→ DATA PROVIDED
┄┄┄┄┄┄

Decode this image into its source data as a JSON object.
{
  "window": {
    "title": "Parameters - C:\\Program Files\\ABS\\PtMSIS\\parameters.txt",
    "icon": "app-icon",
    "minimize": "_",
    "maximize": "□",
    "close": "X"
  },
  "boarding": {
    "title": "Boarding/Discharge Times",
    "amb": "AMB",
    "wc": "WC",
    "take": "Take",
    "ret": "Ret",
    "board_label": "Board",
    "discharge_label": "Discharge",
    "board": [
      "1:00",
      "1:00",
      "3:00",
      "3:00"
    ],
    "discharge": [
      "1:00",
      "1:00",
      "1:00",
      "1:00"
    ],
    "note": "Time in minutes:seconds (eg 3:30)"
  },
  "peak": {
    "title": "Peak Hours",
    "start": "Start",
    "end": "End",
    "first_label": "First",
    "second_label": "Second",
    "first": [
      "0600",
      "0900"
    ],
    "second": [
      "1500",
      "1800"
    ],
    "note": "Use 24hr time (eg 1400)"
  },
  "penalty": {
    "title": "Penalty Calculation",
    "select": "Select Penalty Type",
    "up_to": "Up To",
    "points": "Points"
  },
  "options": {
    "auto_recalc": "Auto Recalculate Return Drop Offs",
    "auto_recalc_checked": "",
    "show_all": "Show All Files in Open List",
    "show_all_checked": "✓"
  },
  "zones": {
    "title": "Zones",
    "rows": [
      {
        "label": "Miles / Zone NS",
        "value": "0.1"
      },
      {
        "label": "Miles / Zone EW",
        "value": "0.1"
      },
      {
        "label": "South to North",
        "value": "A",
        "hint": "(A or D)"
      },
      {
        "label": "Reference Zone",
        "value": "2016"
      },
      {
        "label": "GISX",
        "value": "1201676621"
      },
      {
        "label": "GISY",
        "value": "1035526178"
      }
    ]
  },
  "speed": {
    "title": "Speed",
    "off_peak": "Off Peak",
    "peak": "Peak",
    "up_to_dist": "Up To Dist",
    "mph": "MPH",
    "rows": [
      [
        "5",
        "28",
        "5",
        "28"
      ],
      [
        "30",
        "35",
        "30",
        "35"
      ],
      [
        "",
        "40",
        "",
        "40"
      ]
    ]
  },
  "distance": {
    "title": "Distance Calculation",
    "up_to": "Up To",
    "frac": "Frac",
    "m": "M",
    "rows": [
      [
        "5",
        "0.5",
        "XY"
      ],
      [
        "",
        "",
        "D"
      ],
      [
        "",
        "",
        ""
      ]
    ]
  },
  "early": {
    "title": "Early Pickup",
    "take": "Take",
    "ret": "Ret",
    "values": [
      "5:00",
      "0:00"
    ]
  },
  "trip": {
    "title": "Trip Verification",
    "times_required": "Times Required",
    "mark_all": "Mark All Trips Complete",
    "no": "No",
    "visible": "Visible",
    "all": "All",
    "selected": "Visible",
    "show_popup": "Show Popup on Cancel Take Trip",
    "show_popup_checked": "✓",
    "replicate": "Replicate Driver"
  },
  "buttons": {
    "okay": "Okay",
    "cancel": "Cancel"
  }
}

┄┄┄┄┄┄

→ REQUIRED TASK
All entries must be repeated verbatim.

→ SOLUTION
Decode this image into its source data as a JSON object.
{
  "window": {
    "title": "Parameters - C:\\Program Files\\ABS\\PtMSIS\\parameters.txt",
    "icon": "app-icon",
    "minimize": "_",
    "maximize": "□",
    "close": "X"
  },
  "boarding": {
    "title": "Boarding/Discharge Times",
    "amb": "AMB",
    "wc": "WC",
    "take": "Take",
    "ret": "Ret",
    "board_label": "Board",
    "discharge_label": "Discharge",
    "board": [
      "1:00",
      "1:00",
      "3:00",
      "3:00"
    ],
    "discharge": [
      "1:00",
      "1:00",
      "1:00",
      "1:00"
    ],
    "note": "Time in minutes:seconds (eg 3:30)"
  },
  "peak": {
    "title": "Peak Hours",
    "start": "Start",
    "end": "End",
    "first_label": "First",
    "second_label": "Second",
    "first": [
      "0600",
      "0900"
    ],
    "second": [
      "1500",
      "1800"
    ],
    "note": "Use 24hr time (eg 1400)"
  },
  "penalty": {
    "title": "Penalty Calculation",
    "select": "Select Penalty Type",
    "up_to": "Up To",
    "points": "Points"
  },
  "options": {
    "auto_recalc": "Auto Recalculate Return Drop Offs",
    "auto_recalc_checked": "",
    "show_all": "Show All Files in Open List",
    "show_all_checked": "✓"
  },
  "zones": {
    "title": "Zones",
    "rows": [
      {
        "label": "Miles / Zone NS",
        "value": "0.1"
      },
      {
        "label": "Miles / Zone EW",
        "value": "0.1"
      },
      {
        "label": "South to North",
        "value": "A",
        "hint": "(A or D)"
      },
      {
        "label": "Reference Zone",
        "value": "2016"
      },
      {
        "label": "GISX",
        "value": "1201676621"
      },
      {
        "label": "GISY",
        "value": "1035526178"
      }
    ]
  },
  "speed": {
    "title": "Speed",
    "off_peak": "Off Peak",
    "peak": "Peak",
    "up_to_dist": "Up To Dist",
    "mph": "MPH",
    "rows": [
      [
        "5",
        "28",
        "5",
        "28"
      ],
      [
        "30",
        "35",
        "30",
        "35"
      ],
      [
        "",
        "40",
        "",
        "40"
      ]
    ]
  },
  "distance": {
    "title": "Distance Calculation",
    "up_to": "Up To",
    "frac": "Frac",
    "m": "M",
    "rows": [
      [
        "5",
        "0.5",
        "XY"
      ],
      [
        "",
        "",
        "D"
      ],
      [
        "",
        "",
        ""
      ]
    ]
  },
  "early": {
    "title": "Early Pickup",
    "take": "Take",
    "ret": "Ret",
    "values": [
      "5:00",
      "0:00"
    ]
  },
  "trip": {
    "title": "Trip Verification",
    "times_required": "Times Required",
    "mark_all": "Mark All Trips Complete",
    "no": "No",
    "visible": "Visible",
    "all": "All",
    "selected": "Visible",
    "show_popup": "Show Popup on Cancel Take Trip",
    "show_popup_checked": "✓",
    "replicate": "Replicate Driver"
  },
  "buttons": {
    "okay": "Okay",
    "cancel": "Cancel"
  }
}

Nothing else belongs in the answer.